REQUIRED TASK: Produce a word-for-word copy of the listing below without its pictures.

ENTRIES:

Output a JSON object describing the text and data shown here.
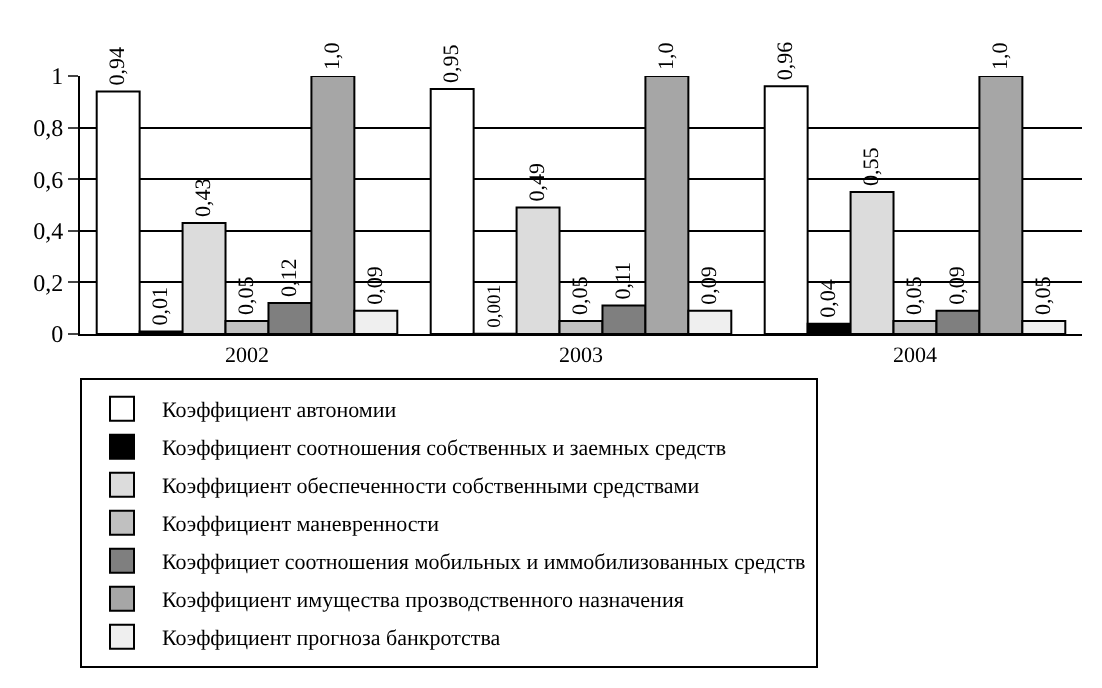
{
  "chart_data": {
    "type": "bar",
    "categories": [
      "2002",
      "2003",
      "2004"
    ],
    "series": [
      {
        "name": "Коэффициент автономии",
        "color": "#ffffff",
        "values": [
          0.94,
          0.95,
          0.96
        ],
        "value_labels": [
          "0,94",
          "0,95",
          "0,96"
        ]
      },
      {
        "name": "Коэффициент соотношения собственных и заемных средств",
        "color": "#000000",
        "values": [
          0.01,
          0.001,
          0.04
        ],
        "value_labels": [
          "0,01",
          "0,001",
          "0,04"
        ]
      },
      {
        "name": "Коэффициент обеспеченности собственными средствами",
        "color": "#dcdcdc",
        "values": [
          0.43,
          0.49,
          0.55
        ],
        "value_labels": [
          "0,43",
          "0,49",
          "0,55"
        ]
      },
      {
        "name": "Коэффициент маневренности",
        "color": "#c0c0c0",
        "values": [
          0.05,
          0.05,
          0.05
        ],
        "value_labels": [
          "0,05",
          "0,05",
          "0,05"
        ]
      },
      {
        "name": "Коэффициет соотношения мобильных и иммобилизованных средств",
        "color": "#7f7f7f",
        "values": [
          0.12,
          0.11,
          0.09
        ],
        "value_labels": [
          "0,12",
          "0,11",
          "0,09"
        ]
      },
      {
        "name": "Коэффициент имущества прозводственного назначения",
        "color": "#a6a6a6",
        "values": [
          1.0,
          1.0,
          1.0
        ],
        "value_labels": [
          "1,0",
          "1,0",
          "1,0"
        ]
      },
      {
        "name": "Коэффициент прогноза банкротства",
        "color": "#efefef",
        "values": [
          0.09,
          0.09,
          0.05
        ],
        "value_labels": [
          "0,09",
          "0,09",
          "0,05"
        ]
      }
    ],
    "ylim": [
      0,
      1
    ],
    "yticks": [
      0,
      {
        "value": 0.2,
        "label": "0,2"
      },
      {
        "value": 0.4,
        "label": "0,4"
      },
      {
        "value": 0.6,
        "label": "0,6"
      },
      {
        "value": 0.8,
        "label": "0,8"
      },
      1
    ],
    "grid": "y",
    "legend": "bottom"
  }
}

FULL OUTPUT:
Output a JSON object describing the text and data shown here.
{
  "chart_data": {
    "type": "bar",
    "categories": [
      "2002",
      "2003",
      "2004"
    ],
    "series": [
      {
        "name": "Коэффициент автономии",
        "color": "#ffffff",
        "values": [
          0.94,
          0.95,
          0.96
        ],
        "value_labels": [
          "0,94",
          "0,95",
          "0,96"
        ]
      },
      {
        "name": "Коэффициент соотношения собственных и заемных средств",
        "color": "#000000",
        "values": [
          0.01,
          0.001,
          0.04
        ],
        "value_labels": [
          "0,01",
          "0,001",
          "0,04"
        ]
      },
      {
        "name": "Коэффициент обеспеченности собственными средствами",
        "color": "#dcdcdc",
        "values": [
          0.43,
          0.49,
          0.55
        ],
        "value_labels": [
          "0,43",
          "0,49",
          "0,55"
        ]
      },
      {
        "name": "Коэффициент маневренности",
        "color": "#c0c0c0",
        "values": [
          0.05,
          0.05,
          0.05
        ],
        "value_labels": [
          "0,05",
          "0,05",
          "0,05"
        ]
      },
      {
        "name": "Коэффициет соотношения мобильных и иммобилизованных средств",
        "color": "#7f7f7f",
        "values": [
          0.12,
          0.11,
          0.09
        ],
        "value_labels": [
          "0,12",
          "0,11",
          "0,09"
        ]
      },
      {
        "name": "Коэффициент имущества прозводственного назначения",
        "color": "#a6a6a6",
        "values": [
          1.0,
          1.0,
          1.0
        ],
        "value_labels": [
          "1,0",
          "1,0",
          "1,0"
        ]
      },
      {
        "name": "Коэффициент прогноза банкротства",
        "color": "#efefef",
        "values": [
          0.09,
          0.09,
          0.05
        ],
        "value_labels": [
          "0,09",
          "0,09",
          "0,05"
        ]
      }
    ],
    "ylim": [
      0,
      1
    ],
    "yticks": [
      0,
      {
        "value": 0.2,
        "label": "0,2"
      },
      {
        "value": 0.4,
        "label": "0,4"
      },
      {
        "value": 0.6,
        "label": "0,6"
      },
      {
        "value": 0.8,
        "label": "0,8"
      },
      1
    ],
    "grid": "y",
    "legend": "bottom"
  }
}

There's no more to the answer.